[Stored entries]
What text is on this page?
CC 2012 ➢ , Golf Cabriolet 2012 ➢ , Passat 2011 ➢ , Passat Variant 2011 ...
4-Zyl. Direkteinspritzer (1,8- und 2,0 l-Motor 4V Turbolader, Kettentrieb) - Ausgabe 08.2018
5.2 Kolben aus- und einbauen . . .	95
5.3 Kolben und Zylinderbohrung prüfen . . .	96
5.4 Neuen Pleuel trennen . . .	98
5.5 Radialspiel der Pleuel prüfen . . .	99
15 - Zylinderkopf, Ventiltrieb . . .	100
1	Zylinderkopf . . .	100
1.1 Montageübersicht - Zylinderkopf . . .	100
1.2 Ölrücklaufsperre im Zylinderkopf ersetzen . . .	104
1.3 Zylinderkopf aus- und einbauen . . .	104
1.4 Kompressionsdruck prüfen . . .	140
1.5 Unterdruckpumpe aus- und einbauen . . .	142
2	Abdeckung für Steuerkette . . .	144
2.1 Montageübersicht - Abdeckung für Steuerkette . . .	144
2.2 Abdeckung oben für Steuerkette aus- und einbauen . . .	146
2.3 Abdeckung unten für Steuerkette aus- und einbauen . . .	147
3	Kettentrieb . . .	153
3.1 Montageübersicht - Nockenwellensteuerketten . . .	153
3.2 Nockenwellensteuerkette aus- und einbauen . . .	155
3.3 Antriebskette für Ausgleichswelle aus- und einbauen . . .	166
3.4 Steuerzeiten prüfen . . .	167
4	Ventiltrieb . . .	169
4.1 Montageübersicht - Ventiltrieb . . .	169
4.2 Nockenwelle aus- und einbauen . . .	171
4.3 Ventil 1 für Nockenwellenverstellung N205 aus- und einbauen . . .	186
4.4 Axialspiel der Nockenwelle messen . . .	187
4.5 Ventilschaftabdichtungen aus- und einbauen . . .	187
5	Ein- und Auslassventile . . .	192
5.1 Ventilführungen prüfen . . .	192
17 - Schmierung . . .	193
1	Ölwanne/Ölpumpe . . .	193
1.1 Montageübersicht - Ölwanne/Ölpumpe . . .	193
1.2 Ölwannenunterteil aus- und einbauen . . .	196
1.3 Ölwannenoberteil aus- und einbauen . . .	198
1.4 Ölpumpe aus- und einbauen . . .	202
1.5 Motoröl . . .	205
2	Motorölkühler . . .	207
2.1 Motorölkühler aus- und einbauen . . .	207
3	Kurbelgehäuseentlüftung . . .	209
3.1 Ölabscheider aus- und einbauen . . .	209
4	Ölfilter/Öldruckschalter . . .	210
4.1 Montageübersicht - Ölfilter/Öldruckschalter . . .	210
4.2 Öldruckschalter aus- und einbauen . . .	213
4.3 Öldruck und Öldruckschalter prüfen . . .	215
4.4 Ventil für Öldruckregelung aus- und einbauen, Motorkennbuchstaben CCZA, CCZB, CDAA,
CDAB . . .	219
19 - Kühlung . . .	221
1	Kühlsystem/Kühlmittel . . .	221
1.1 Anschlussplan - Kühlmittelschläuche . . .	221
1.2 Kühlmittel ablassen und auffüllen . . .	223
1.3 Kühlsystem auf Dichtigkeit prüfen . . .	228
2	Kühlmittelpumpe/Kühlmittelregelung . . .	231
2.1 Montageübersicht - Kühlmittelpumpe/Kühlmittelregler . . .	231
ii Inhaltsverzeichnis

- **YOUR OBJECTIVE**: Make an exact copy of all the data.

- **FINAL RESULT**:
What text is on this page?
CC 2012 ➢ , Golf Cabriolet 2012 ➢ , Passat 2011 ➢ , Passat Variant 2011 ...
4-Zyl. Direkteinspritzer (1,8- und 2,0 l-Motor 4V Turbolader, Kettentrieb) - Ausgabe 08.2018
5.2 Kolben aus- und einbauen . . .	95
5.3 Kolben und Zylinderbohrung prüfen . . .	96
5.4 Neuen Pleuel trennen . . .	98
5.5 Radialspiel der Pleuel prüfen . . .	99
15 - Zylinderkopf, Ventiltrieb . . .	100
1	Zylinderkopf . . .	100
1.1 Montageübersicht - Zylinderkopf . . .	100
1.2 Ölrücklaufsperre im Zylinderkopf ersetzen . . .	104
1.3 Zylinderkopf aus- und einbauen . . .	104
1.4 Kompressionsdruck prüfen . . .	140
1.5 Unterdruckpumpe aus- und einbauen . . .	142
2	Abdeckung für Steuerkette . . .	144
2.1 Montageübersicht - Abdeckung für Steuerkette . . .	144
2.2 Abdeckung oben für Steuerkette aus- und einbauen . . .	146
2.3 Abdeckung unten für Steuerkette aus- und einbauen . . .	147
3	Kettentrieb . . .	153
3.1 Montageübersicht - Nockenwellensteuerketten . . .	153
3.2 Nockenwellensteuerkette aus- und einbauen . . .	155
3.3 Antriebskette für Ausgleichswelle aus- und einbauen . . .	166
3.4 Steuerzeiten prüfen . . .	167
4	Ventiltrieb . . .	169
4.1 Montageübersicht - Ventiltrieb . . .	169
4.2 Nockenwelle aus- und einbauen . . .	171
4.3 Ventil 1 für Nockenwellenverstellung N205 aus- und einbauen . . .	186
4.4 Axialspiel der Nockenwelle messen . . .	187
4.5 Ventilschaftabdichtungen aus- und einbauen . . .	187
5	Ein- und Auslassventile . . .	192
5.1 Ventilführungen prüfen . . .	192
17 - Schmierung . . .	193
1	Ölwanne/Ölpumpe . . .	193
1.1 Montageübersicht - Ölwanne/Ölpumpe . . .	193
1.2 Ölwannenunterteil aus- und einbauen . . .	196
1.3 Ölwannenoberteil aus- und einbauen . . .	198
1.4 Ölpumpe aus- und einbauen . . .	202
1.5 Motoröl . . .	205
2	Motorölkühler . . .	207
2.1 Motorölkühler aus- und einbauen . . .	207
3	Kurbelgehäuseentlüftung . . .	209
3.1 Ölabscheider aus- und einbauen . . .	209
4	Ölfilter/Öldruckschalter . . .	210
4.1 Montageübersicht - Ölfilter/Öldruckschalter . . .	210
4.2 Öldruckschalter aus- und einbauen . . .	213
4.3 Öldruck und Öldruckschalter prüfen . . .	215
4.4 Ventil für Öldruckregelung aus- und einbauen, Motorkennbuchstaben CCZA, CCZB, CDAA,
CDAB . . .	219
19 - Kühlung . . .	221
1	Kühlsystem/Kühlmittel . . .	221
1.1 Anschlussplan - Kühlmittelschläuche . . .	221
1.2 Kühlmittel ablassen und auffüllen . . .	223
1.3 Kühlsystem auf Dichtigkeit prüfen . . .	228
2	Kühlmittelpumpe/Kühlmittelregelung . . .	231
2.1 Montageübersicht - Kühlmittelpumpe/Kühlmittelregler . . .	231
ii Inhaltsverzeichnis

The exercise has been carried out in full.